**INPUT MATERIAL:**
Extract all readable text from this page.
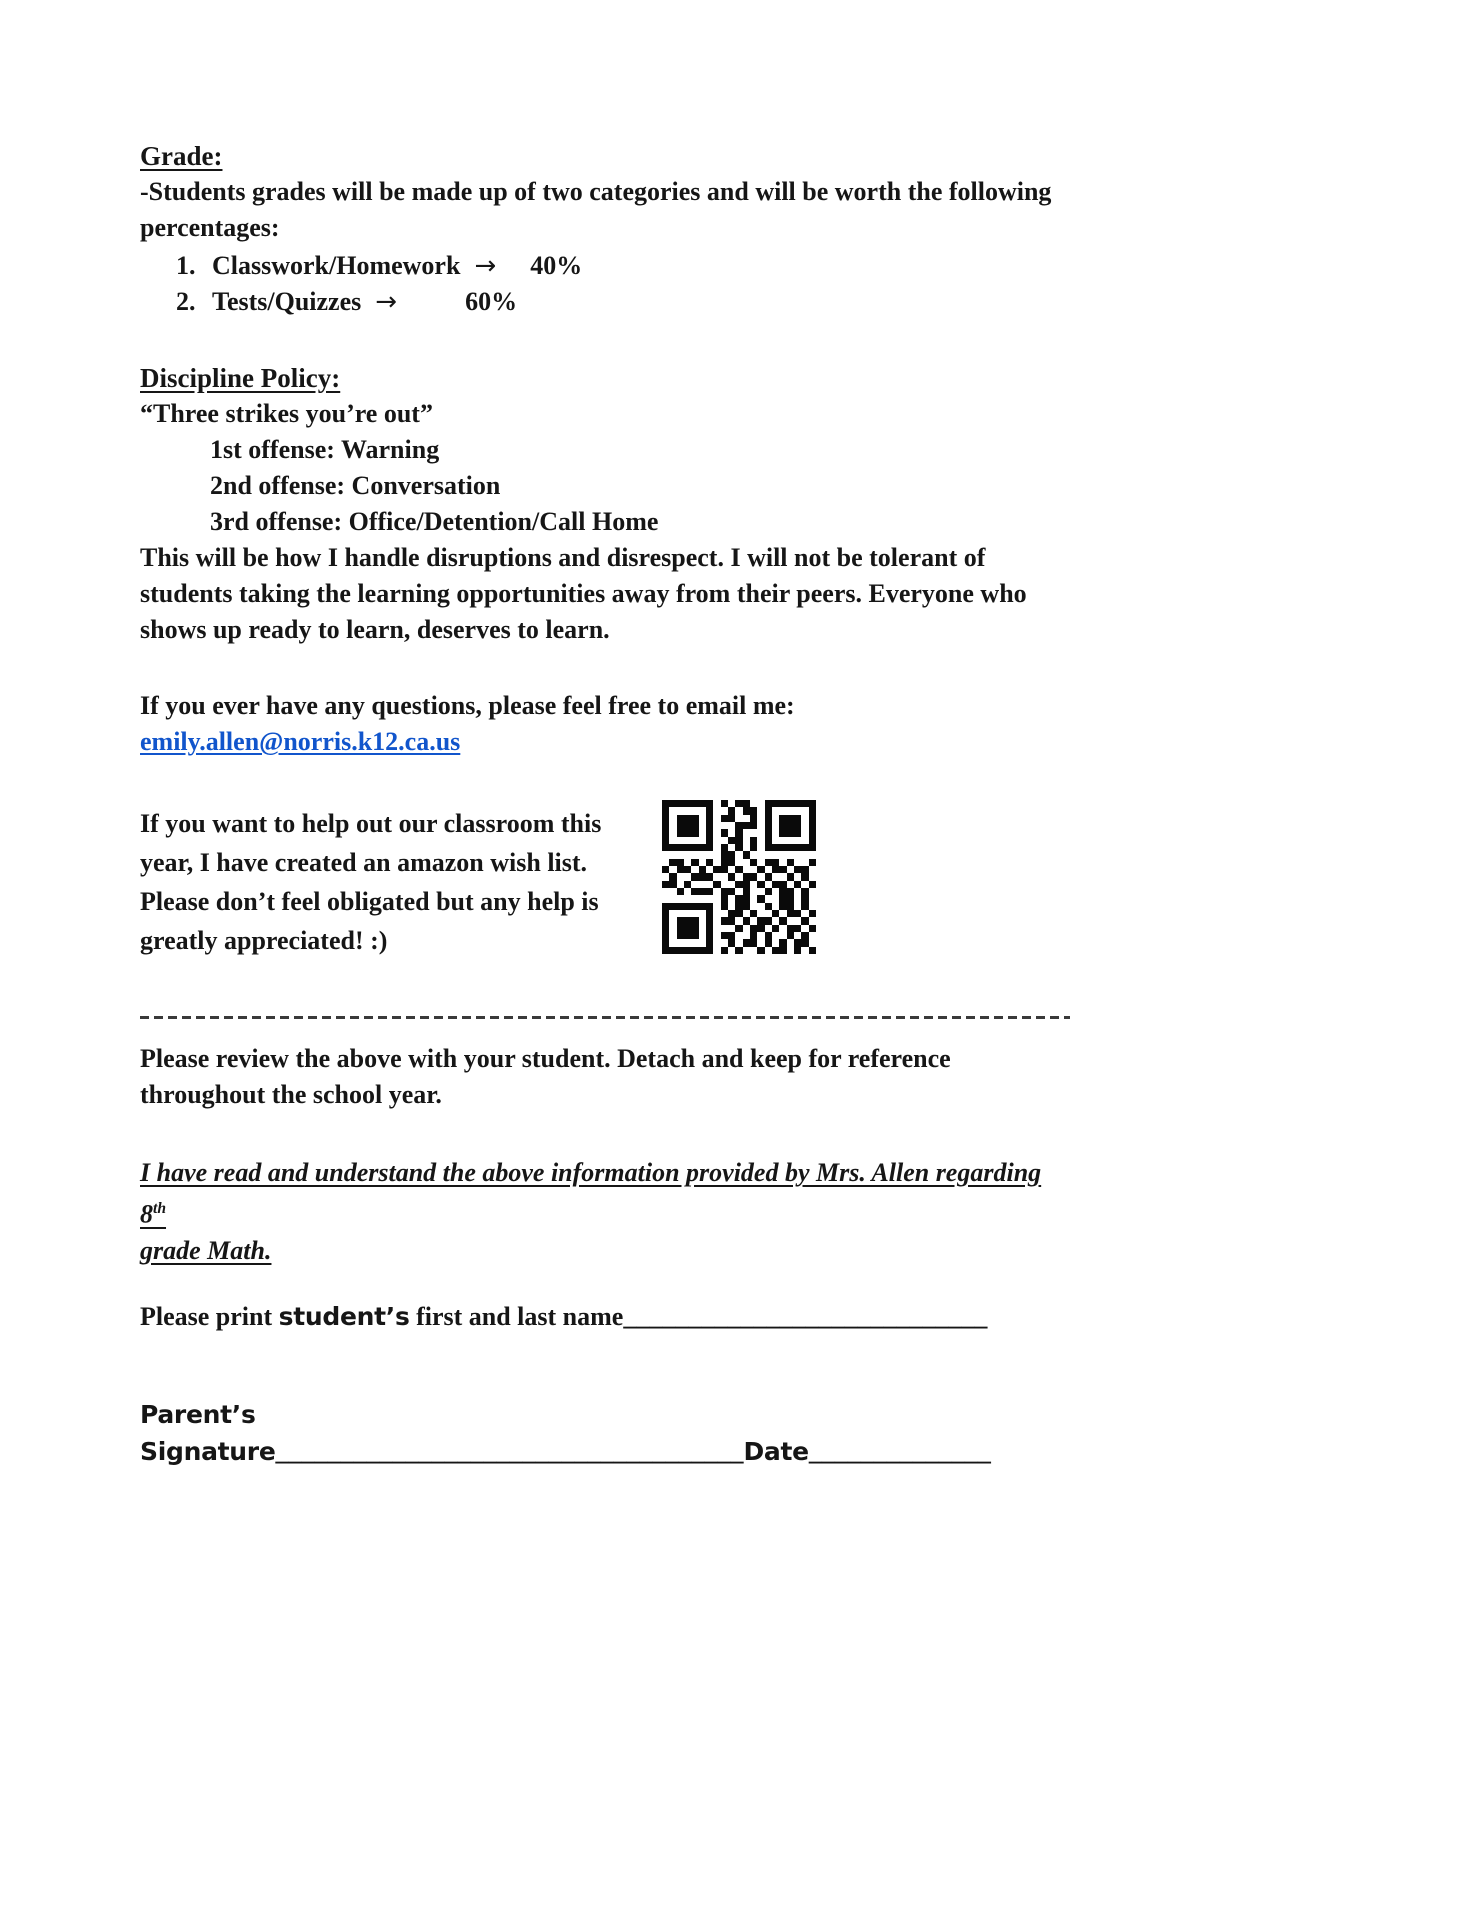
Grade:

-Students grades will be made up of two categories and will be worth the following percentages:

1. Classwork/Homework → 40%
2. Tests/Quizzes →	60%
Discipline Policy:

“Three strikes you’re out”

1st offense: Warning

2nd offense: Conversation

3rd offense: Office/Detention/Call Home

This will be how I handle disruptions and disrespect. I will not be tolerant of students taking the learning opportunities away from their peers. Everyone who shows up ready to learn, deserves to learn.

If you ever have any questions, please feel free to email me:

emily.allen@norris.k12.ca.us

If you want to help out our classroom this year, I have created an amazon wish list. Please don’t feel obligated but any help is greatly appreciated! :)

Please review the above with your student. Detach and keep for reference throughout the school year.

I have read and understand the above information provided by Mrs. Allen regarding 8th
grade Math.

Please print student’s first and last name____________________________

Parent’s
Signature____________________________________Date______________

**TASK STATEMENT:** Pictures in the records above are not copied; print everything else exactly.

**TASK OUTPUT:**
Extract all readable text from this page.
Grade:

-Students grades will be made up of two categories and will be worth the following percentages:

1. Classwork/Homework → 40%
2. Tests/Quizzes →	60%
Discipline Policy:

“Three strikes you’re out”

1st offense: Warning

2nd offense: Conversation

3rd offense: Office/Detention/Call Home

This will be how I handle disruptions and disrespect. I will not be tolerant of students taking the learning opportunities away from their peers. Everyone who shows up ready to learn, deserves to learn.

If you ever have any questions, please feel free to email me:

emily.allen@norris.k12.ca.us

If you want to help out our classroom this year, I have created an amazon wish list. Please don’t feel obligated but any help is greatly appreciated! :)

Please review the above with your student. Detach and keep for reference throughout the school year.

I have read and understand the above information provided by Mrs. Allen regarding 8th
grade Math.

Please print student’s first and last name____________________________

Parent’s
Signature____________________________________Date______________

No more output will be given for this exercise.